**Exercise directions:**
Reproduce every one of the records below word for word, keeping each line unchanged.

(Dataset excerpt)
::::::::::

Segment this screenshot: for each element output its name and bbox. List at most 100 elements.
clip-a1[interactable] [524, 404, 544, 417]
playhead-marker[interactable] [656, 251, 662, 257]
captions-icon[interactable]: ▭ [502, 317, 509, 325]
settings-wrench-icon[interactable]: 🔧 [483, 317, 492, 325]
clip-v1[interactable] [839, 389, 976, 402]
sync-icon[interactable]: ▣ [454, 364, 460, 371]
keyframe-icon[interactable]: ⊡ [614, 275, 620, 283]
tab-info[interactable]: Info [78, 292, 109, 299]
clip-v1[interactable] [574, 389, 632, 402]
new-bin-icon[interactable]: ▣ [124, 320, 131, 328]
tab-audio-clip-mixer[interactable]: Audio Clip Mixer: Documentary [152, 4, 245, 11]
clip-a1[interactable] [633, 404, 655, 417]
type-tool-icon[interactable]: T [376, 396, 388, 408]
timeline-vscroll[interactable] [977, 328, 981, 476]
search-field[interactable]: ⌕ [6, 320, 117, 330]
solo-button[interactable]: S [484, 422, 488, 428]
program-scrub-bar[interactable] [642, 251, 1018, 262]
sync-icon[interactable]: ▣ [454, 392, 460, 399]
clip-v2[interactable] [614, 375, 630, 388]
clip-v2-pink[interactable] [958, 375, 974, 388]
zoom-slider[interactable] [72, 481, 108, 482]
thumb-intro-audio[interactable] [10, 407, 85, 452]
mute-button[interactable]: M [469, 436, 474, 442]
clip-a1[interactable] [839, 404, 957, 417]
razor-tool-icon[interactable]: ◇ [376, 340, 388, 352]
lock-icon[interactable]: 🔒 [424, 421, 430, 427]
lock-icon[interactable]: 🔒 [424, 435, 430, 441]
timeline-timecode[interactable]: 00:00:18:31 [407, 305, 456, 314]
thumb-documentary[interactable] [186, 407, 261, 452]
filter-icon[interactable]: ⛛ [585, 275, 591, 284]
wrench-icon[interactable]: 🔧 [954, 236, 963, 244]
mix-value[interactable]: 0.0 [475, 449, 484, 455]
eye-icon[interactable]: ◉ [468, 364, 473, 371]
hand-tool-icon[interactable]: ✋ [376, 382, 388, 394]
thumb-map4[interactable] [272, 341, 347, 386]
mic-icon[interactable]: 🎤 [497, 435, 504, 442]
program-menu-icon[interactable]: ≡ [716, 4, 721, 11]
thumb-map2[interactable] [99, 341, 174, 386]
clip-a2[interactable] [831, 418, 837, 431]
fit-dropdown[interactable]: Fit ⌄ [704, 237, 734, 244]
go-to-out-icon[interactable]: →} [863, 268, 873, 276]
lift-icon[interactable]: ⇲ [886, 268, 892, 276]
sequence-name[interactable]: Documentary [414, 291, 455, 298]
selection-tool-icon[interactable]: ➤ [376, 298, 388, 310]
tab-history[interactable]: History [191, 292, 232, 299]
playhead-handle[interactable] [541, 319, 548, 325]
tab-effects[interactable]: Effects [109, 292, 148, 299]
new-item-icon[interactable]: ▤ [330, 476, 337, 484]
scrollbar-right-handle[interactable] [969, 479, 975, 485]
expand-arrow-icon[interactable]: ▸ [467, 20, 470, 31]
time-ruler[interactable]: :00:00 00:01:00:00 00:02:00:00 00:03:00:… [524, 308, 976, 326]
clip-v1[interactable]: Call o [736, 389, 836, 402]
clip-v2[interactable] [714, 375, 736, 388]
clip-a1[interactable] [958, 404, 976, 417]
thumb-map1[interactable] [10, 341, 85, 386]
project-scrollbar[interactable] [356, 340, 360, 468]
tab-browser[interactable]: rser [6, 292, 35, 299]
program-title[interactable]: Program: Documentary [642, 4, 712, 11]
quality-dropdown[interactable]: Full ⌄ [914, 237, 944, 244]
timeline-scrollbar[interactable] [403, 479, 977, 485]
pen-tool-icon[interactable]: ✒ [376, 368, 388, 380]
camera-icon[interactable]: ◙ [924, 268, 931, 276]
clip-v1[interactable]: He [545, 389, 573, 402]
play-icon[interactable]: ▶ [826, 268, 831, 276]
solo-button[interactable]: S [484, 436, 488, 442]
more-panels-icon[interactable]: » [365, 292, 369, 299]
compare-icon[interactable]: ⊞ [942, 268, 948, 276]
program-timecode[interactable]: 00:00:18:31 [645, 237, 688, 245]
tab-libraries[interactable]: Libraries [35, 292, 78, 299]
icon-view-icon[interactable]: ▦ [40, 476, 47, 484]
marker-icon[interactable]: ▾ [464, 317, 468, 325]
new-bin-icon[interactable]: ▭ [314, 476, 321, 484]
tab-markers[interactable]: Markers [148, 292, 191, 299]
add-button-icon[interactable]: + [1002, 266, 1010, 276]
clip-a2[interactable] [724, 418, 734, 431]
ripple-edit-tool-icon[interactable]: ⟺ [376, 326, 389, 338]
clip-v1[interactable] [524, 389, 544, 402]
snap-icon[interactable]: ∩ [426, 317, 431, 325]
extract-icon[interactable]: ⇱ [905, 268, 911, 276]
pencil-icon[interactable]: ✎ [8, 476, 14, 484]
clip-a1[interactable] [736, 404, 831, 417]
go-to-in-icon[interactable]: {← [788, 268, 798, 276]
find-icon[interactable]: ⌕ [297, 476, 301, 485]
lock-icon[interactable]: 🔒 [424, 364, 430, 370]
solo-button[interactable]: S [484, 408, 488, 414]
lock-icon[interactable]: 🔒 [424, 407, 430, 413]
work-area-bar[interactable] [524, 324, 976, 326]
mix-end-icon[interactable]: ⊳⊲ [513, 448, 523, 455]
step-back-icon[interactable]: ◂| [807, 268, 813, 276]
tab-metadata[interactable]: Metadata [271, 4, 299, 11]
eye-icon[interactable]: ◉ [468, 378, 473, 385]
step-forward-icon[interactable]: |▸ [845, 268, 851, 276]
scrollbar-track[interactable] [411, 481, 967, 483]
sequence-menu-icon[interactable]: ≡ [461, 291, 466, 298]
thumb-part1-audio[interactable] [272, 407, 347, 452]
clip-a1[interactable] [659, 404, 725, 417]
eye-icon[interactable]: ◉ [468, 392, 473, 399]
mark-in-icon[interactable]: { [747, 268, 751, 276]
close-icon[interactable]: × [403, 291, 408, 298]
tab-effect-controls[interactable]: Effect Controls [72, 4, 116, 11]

::::::::::

**Solution:**
Segment this screenshot: for each element output its name and bbox. List at most 100 elements.
clip-a1[interactable] [524, 404, 544, 417]
playhead-marker[interactable] [656, 251, 662, 257]
captions-icon[interactable]: ▭ [502, 317, 509, 325]
settings-wrench-icon[interactable]: 🔧 [483, 317, 492, 325]
clip-v1[interactable] [839, 389, 976, 402]
sync-icon[interactable]: ▣ [454, 364, 460, 371]
keyframe-icon[interactable]: ⊡ [614, 275, 620, 283]
tab-info[interactable]: Info [78, 292, 109, 299]
clip-v1[interactable] [574, 389, 632, 402]
new-bin-icon[interactable]: ▣ [124, 320, 131, 328]
tab-audio-clip-mixer[interactable]: Audio Clip Mixer: Documentary [152, 4, 245, 11]
clip-a1[interactable] [633, 404, 655, 417]
type-tool-icon[interactable]: T [376, 396, 388, 408]
timeline-vscroll[interactable] [977, 328, 981, 476]
search-field[interactable]: ⌕ [6, 320, 117, 330]
solo-button[interactable]: S [484, 422, 488, 428]
program-scrub-bar[interactable] [642, 251, 1018, 262]
sync-icon[interactable]: ▣ [454, 392, 460, 399]
clip-v2[interactable] [614, 375, 630, 388]
clip-v2-pink[interactable] [958, 375, 974, 388]
zoom-slider[interactable] [72, 481, 108, 482]
thumb-intro-audio[interactable] [10, 407, 85, 452]
mute-button[interactable]: M [469, 436, 474, 442]
clip-a1[interactable] [839, 404, 957, 417]
razor-tool-icon[interactable]: ◇ [376, 340, 388, 352]
lock-icon[interactable]: 🔒 [424, 421, 430, 427]
lock-icon[interactable]: 🔒 [424, 435, 430, 441]
timeline-timecode[interactable]: 00:00:18:31 [407, 305, 456, 314]
thumb-documentary[interactable] [186, 407, 261, 452]
filter-icon[interactable]: ⛛ [585, 275, 591, 284]
wrench-icon[interactable]: 🔧 [954, 236, 963, 244]
mix-value[interactable]: 0.0 [475, 449, 484, 455]
eye-icon[interactable]: ◉ [468, 364, 473, 371]
hand-tool-icon[interactable]: ✋ [376, 382, 388, 394]
thumb-map4[interactable] [272, 341, 347, 386]
mic-icon[interactable]: 🎤 [497, 435, 504, 442]
program-menu-icon[interactable]: ≡ [716, 4, 721, 11]
thumb-map2[interactable] [99, 341, 174, 386]
clip-a2[interactable] [831, 418, 837, 431]
fit-dropdown[interactable]: Fit ⌄ [704, 237, 734, 244]
go-to-out-icon[interactable]: →} [863, 268, 873, 276]
lift-icon[interactable]: ⇲ [886, 268, 892, 276]
sequence-name[interactable]: Documentary [414, 291, 455, 298]
selection-tool-icon[interactable]: ➤ [376, 298, 388, 310]
tab-history[interactable]: History [191, 292, 232, 299]
playhead-handle[interactable] [541, 319, 548, 325]
tab-effects[interactable]: Effects [109, 292, 148, 299]
new-item-icon[interactable]: ▤ [330, 476, 337, 484]
scrollbar-right-handle[interactable] [969, 479, 975, 485]
expand-arrow-icon[interactable]: ▸ [467, 20, 470, 31]
time-ruler[interactable]: :00:00 00:01:00:00 00:02:00:00 00:03:00:… [524, 308, 976, 326]
clip-v1[interactable]: Call o [736, 389, 836, 402]
clip-v2[interactable] [714, 375, 736, 388]
clip-a1[interactable] [958, 404, 976, 417]
thumb-map1[interactable] [10, 341, 85, 386]
project-scrollbar[interactable] [356, 340, 360, 468]
tab-browser[interactable]: rser [6, 292, 35, 299]
program-title[interactable]: Program: Documentary [642, 4, 712, 11]
quality-dropdown[interactable]: Full ⌄ [914, 237, 944, 244]
timeline-scrollbar[interactable] [403, 479, 977, 485]
pen-tool-icon[interactable]: ✒ [376, 368, 388, 380]
camera-icon[interactable]: ◙ [924, 268, 931, 276]
clip-v1[interactable]: He [545, 389, 573, 402]
play-icon[interactable]: ▶ [826, 268, 831, 276]
solo-button[interactable]: S [484, 436, 488, 442]
more-panels-icon[interactable]: » [365, 292, 369, 299]
compare-icon[interactable]: ⊞ [942, 268, 948, 276]
program-timecode[interactable]: 00:00:18:31 [645, 237, 688, 245]
tab-libraries[interactable]: Libraries [35, 292, 78, 299]
icon-view-icon[interactable]: ▦ [40, 476, 47, 484]
marker-icon[interactable]: ▾ [464, 317, 468, 325]
new-bin-icon[interactable]: ▭ [314, 476, 321, 484]
tab-markers[interactable]: Markers [148, 292, 191, 299]
add-button-icon[interactable]: + [1002, 266, 1010, 276]
clip-a2[interactable] [724, 418, 734, 431]
ripple-edit-tool-icon[interactable]: ⟺ [376, 326, 389, 338]
clip-v1[interactable] [524, 389, 544, 402]
snap-icon[interactable]: ∩ [426, 317, 431, 325]
extract-icon[interactable]: ⇱ [905, 268, 911, 276]
pencil-icon[interactable]: ✎ [8, 476, 14, 484]
clip-a1[interactable] [736, 404, 831, 417]
go-to-in-icon[interactable]: {← [788, 268, 798, 276]
find-icon[interactable]: ⌕ [297, 476, 301, 485]
lock-icon[interactable]: 🔒 [424, 364, 430, 370]
solo-button[interactable]: S [484, 408, 488, 414]
lock-icon[interactable]: 🔒 [424, 407, 430, 413]
work-area-bar[interactable] [524, 324, 976, 326]
mix-end-icon[interactable]: ⊳⊲ [513, 448, 523, 455]
step-back-icon[interactable]: ◂| [807, 268, 813, 276]
tab-metadata[interactable]: Metadata [271, 4, 299, 11]
eye-icon[interactable]: ◉ [468, 378, 473, 385]
step-forward-icon[interactable]: |▸ [845, 268, 851, 276]
scrollbar-track[interactable] [411, 481, 967, 483]
sequence-menu-icon[interactable]: ≡ [461, 291, 466, 298]
thumb-part1-audio[interactable] [272, 407, 347, 452]
clip-a1[interactable] [659, 404, 725, 417]
eye-icon[interactable]: ◉ [468, 392, 473, 399]
mark-in-icon[interactable]: { [747, 268, 751, 276]
close-icon[interactable]: × [403, 291, 408, 298]
tab-effect-controls[interactable]: Effect Controls [72, 4, 116, 11]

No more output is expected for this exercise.